- [SET TASK A] In the text on ITM's hydrogen demonstration facility, what device is used to demonstrate low voltage electricity from the fuel cell?

- [TEXT EXTRACT]
Preliminary results on the production of liquid hydrocarbons using
electrolytic hydrogen appear very encouraging.
•In April 2006, ITM built a demonstration facility at its Sheffield
premises in which its electrolyser technology is used to convert renewable
electricity into clean (carbon free) hydrogen. The hydrogen is stored and
reconverted into:
(a) Low voltage electricity using an ITM fuel cell equipped with a proprietary
ITM electronic controller as would typically be required to drive electronic
equipment. A DVD player is used in our demonstration.
(b) Mains voltage electricity using a generator (modified by ITM to run on
hydrogen) which is demonstrated powering lighting, heating and refrigeration
equipment and small electric motors.
(c) Heat using a commercially available gas hob (modified by ITM to run on
hydrogen).
(d) Refrigeration using a commercially available gas fridge modified by ITM
These demonstrations represent a firm basis for seeking commercially viable
applications of ITM's technology because the relevant equipment is already well
established and in many cases is available 'off the shelf'.

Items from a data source

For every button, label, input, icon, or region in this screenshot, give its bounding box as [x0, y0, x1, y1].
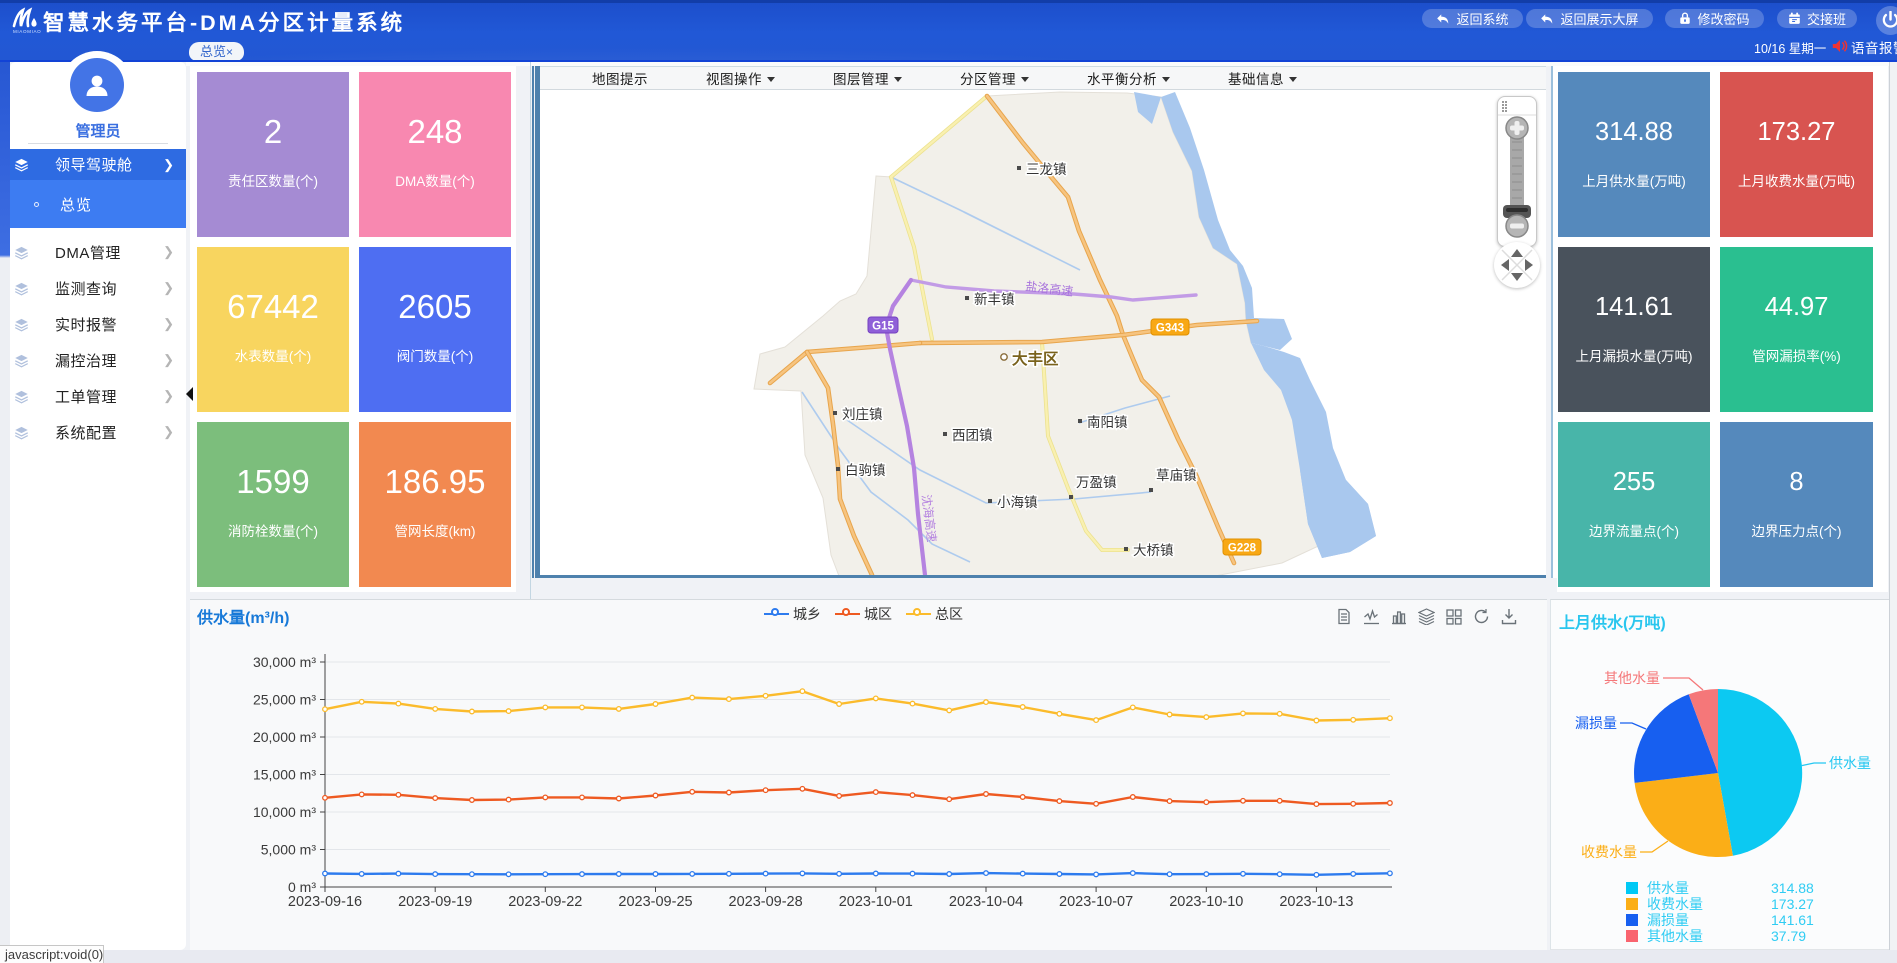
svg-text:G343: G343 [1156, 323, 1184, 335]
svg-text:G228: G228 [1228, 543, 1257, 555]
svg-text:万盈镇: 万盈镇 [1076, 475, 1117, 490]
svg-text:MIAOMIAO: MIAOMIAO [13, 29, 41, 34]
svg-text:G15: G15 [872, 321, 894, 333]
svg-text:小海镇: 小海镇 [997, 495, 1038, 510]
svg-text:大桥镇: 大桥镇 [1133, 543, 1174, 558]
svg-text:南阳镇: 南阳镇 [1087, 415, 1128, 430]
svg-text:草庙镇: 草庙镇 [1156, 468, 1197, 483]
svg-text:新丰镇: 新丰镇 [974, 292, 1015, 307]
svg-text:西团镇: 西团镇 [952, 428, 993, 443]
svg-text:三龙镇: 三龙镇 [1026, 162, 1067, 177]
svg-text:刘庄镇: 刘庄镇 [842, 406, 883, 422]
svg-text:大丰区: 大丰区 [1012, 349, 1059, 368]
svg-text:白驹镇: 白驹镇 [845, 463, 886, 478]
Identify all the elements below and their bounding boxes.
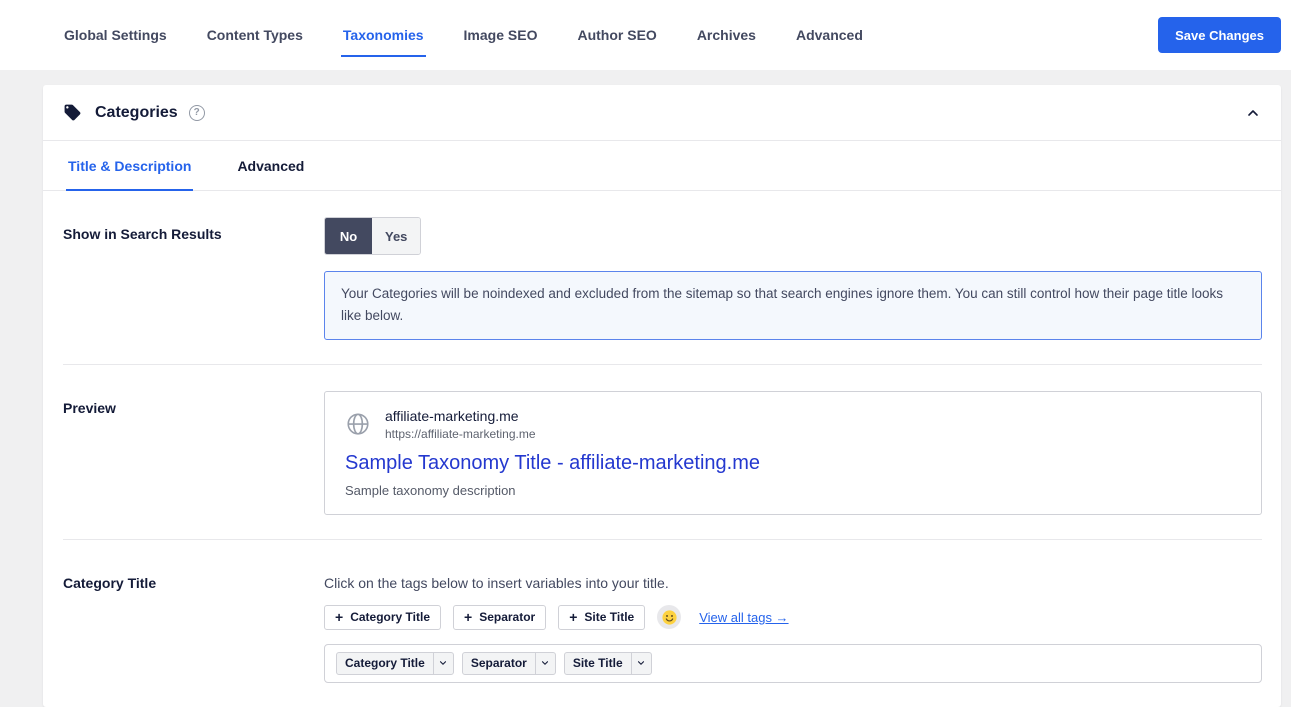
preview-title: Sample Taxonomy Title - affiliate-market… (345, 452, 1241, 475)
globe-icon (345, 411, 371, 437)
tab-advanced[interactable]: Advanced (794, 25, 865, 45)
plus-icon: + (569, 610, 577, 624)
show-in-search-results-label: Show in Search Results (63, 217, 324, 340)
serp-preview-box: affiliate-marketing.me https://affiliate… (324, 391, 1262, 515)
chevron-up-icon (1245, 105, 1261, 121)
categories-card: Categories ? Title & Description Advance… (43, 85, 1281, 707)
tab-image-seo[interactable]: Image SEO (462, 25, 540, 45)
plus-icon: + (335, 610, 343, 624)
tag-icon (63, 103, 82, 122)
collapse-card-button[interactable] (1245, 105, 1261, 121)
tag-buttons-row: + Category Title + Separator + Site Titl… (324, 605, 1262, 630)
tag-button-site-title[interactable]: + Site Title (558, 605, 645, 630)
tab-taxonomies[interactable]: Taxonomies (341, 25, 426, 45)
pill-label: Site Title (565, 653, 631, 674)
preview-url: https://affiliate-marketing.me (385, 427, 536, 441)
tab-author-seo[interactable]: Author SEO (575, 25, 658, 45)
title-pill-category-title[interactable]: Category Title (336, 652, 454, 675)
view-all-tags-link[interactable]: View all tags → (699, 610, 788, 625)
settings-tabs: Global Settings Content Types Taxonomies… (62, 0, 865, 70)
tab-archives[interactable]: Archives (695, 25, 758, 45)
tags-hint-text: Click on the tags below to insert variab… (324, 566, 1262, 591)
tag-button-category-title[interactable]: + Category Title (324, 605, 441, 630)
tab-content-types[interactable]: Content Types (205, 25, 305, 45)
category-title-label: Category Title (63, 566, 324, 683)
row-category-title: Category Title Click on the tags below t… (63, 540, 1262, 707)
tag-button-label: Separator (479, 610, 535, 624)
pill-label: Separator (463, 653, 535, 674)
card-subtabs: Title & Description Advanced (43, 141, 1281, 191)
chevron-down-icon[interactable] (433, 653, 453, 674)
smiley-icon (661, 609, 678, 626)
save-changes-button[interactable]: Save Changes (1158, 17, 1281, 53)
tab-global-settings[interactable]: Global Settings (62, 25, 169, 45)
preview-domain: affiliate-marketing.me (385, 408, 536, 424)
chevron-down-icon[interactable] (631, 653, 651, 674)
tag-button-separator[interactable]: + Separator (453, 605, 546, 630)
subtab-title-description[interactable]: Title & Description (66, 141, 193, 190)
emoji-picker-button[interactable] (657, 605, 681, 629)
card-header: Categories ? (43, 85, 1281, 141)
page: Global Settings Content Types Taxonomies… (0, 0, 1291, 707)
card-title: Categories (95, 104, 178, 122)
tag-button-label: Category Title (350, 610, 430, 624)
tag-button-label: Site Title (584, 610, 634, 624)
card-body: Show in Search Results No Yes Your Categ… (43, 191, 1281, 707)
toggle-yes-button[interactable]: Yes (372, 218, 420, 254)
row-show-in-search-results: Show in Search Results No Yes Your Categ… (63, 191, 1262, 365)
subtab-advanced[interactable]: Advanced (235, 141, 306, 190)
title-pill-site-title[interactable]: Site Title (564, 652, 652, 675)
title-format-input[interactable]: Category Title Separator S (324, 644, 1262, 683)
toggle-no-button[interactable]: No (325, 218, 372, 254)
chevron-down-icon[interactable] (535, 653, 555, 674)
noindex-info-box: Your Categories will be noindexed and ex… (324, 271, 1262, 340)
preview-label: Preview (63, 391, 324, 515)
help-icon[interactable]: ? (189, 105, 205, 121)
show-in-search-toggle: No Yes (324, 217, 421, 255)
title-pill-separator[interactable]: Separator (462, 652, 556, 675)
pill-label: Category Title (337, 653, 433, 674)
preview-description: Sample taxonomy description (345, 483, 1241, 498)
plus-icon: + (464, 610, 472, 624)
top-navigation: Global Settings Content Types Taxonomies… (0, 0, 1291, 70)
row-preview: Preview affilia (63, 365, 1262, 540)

- [SET TASK B] Duplicate the lines of the listing from the line with "preview-title: Sample Taxonomy" up to and including the line with "save-changes-button[interactable]: Save Changes".

- [WRITTEN REPLY A] A DVD player.

- [WRITTEN REPLY B]
preview-title: Sample Taxonomy Title - affiliate-market… (345, 452, 1241, 475)
globe-icon (345, 411, 371, 437)
tab-advanced[interactable]: Advanced (794, 25, 865, 45)
plus-icon: + (569, 610, 577, 624)
show-in-search-results-label: Show in Search Results (63, 217, 324, 340)
serp-preview-box: affiliate-marketing.me https://affiliate… (324, 391, 1262, 515)
chevron-up-icon (1245, 105, 1261, 121)
categories-card: Categories ? Title & Description Advance… (43, 85, 1281, 707)
tab-image-seo[interactable]: Image SEO (462, 25, 540, 45)
plus-icon: + (335, 610, 343, 624)
tag-icon (63, 103, 82, 122)
collapse-card-button[interactable] (1245, 105, 1261, 121)
tag-buttons-row: + Category Title + Separator + Site Titl… (324, 605, 1262, 630)
tag-button-site-title[interactable]: + Site Title (558, 605, 645, 630)
tab-taxonomies[interactable]: Taxonomies (341, 25, 426, 45)
pill-label: Site Title (565, 653, 631, 674)
preview-url: https://affiliate-marketing.me (385, 427, 536, 441)
tab-author-seo[interactable]: Author SEO (575, 25, 658, 45)
title-pill-category-title[interactable]: Category Title (336, 652, 454, 675)
view-all-tags-link[interactable]: View all tags → (699, 610, 788, 625)
settings-tabs: Global Settings Content Types Taxonomies… (62, 0, 865, 70)
tab-archives[interactable]: Archives (695, 25, 758, 45)
tags-hint-text: Click on the tags below to insert variab… (324, 566, 1262, 591)
tag-button-category-title[interactable]: + Category Title (324, 605, 441, 630)
tab-content-types[interactable]: Content Types (205, 25, 305, 45)
category-title-label: Category Title (63, 566, 324, 683)
row-category-title: Category Title Click on the tags below t… (63, 540, 1262, 707)
tag-button-label: Separator (479, 610, 535, 624)
pill-label: Separator (463, 653, 535, 674)
card-subtabs: Title & Description Advanced (43, 141, 1281, 191)
chevron-down-icon[interactable] (433, 653, 453, 674)
smiley-icon (661, 609, 678, 626)
save-changes-button[interactable]: Save Changes (1158, 17, 1281, 53)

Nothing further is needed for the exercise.